*SHORT EXERCISE*
State the number of lines that hold the string "answer", with nothing added.

--- DATASET ROWS ---

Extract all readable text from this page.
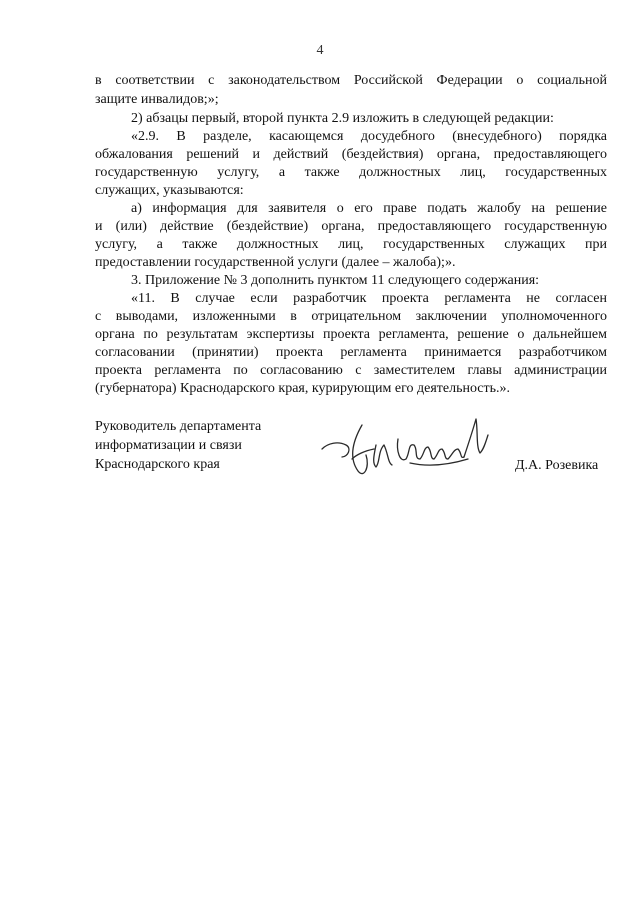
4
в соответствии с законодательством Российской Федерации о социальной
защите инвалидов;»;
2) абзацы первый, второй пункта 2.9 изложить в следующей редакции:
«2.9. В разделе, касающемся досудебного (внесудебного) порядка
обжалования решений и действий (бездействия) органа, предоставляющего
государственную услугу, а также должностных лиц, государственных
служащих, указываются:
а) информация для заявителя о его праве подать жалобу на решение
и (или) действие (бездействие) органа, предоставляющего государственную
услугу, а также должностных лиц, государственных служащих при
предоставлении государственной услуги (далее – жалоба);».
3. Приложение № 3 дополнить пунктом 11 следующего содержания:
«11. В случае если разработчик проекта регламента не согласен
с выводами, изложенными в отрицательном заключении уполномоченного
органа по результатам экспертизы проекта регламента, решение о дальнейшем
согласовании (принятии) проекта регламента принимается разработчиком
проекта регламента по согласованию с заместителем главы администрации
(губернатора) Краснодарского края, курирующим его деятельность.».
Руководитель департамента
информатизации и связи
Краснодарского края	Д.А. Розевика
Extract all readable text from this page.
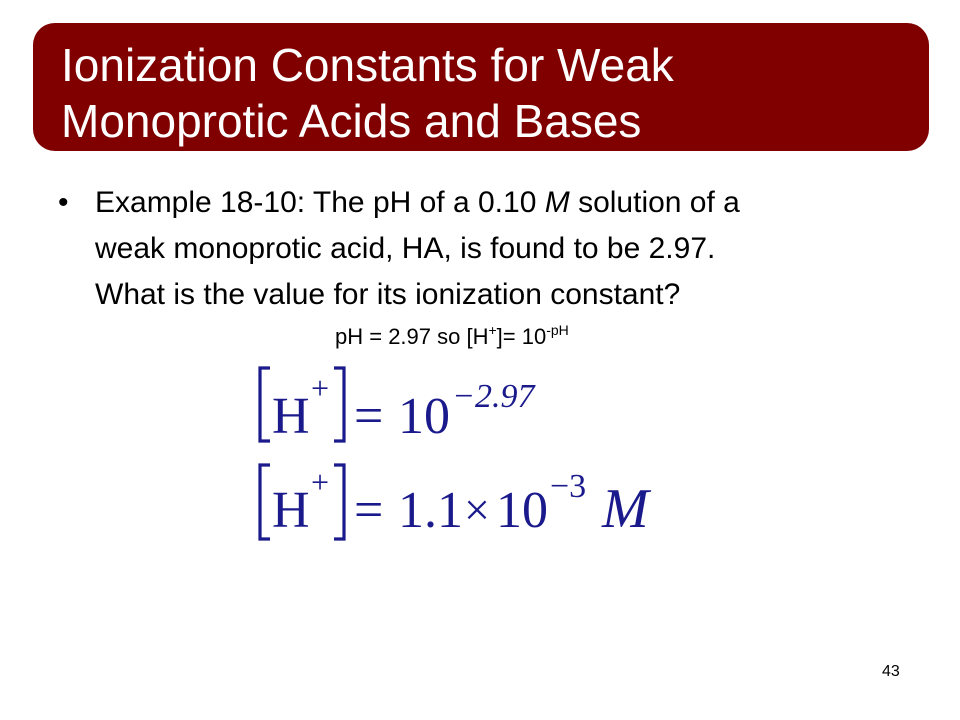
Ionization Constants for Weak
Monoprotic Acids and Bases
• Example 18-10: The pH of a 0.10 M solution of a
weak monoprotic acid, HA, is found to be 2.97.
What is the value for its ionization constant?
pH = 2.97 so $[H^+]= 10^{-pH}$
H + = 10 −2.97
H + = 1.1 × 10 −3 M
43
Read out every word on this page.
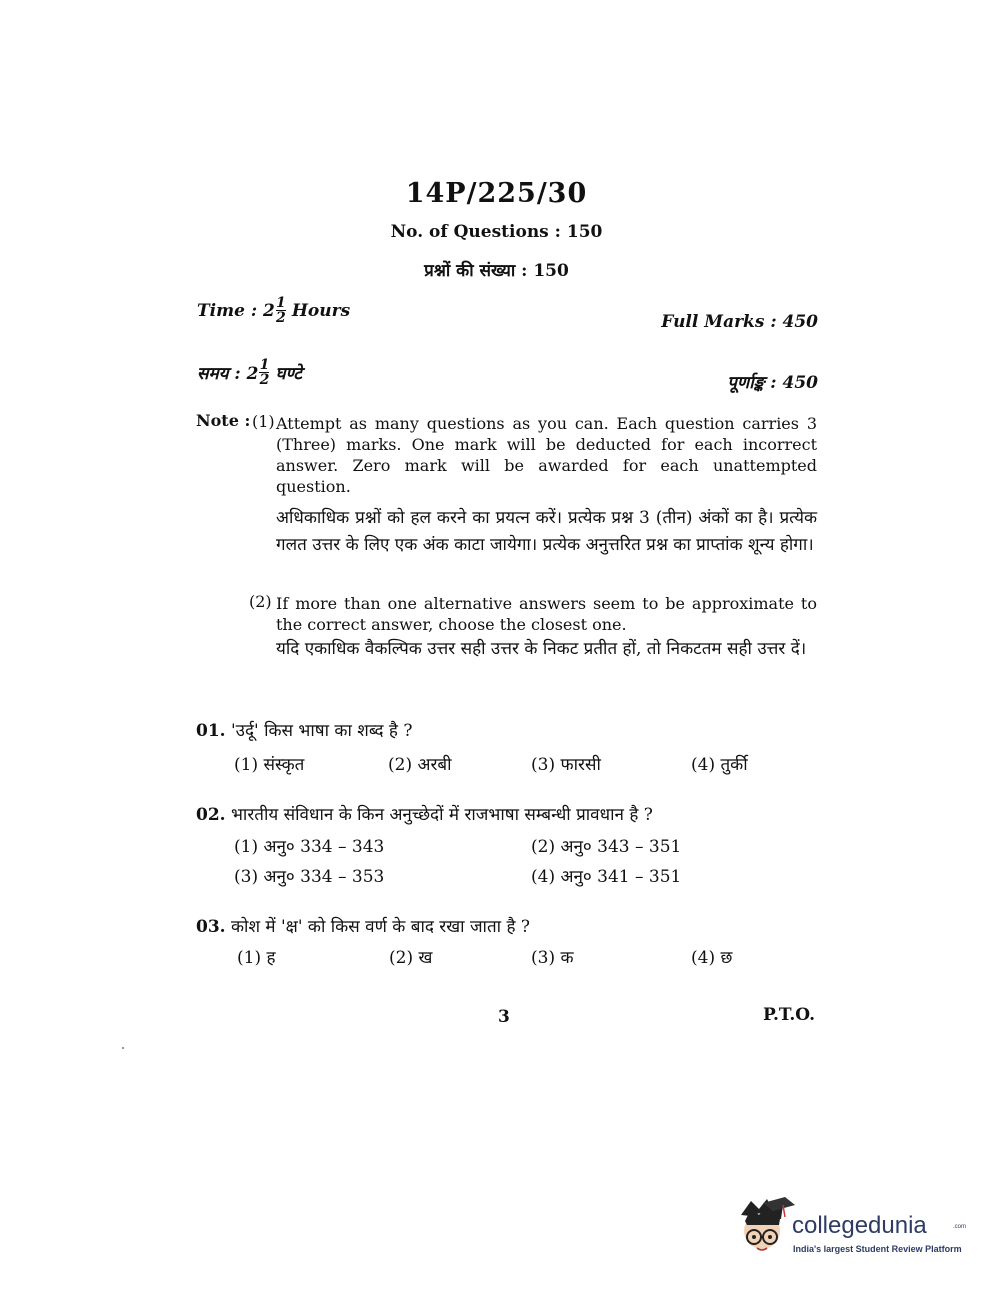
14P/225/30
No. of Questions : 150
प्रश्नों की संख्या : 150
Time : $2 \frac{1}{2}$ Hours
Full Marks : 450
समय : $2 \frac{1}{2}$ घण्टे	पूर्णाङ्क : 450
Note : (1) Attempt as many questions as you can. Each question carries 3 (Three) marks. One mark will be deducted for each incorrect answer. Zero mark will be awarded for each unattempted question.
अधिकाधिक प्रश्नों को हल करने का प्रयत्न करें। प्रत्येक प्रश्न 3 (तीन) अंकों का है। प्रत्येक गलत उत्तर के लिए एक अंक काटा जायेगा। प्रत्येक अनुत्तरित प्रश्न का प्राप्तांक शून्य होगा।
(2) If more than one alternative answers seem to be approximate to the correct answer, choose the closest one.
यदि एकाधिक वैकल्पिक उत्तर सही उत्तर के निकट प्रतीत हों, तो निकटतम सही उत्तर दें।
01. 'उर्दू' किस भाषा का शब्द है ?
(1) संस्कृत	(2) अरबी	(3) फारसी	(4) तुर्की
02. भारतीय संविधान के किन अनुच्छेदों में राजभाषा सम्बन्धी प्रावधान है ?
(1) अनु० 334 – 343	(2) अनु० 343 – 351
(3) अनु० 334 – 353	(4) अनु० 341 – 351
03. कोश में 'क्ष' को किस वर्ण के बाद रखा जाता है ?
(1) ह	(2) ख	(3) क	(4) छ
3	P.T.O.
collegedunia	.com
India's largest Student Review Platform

---

*SOLUTION TO THIS PROBLEM*
2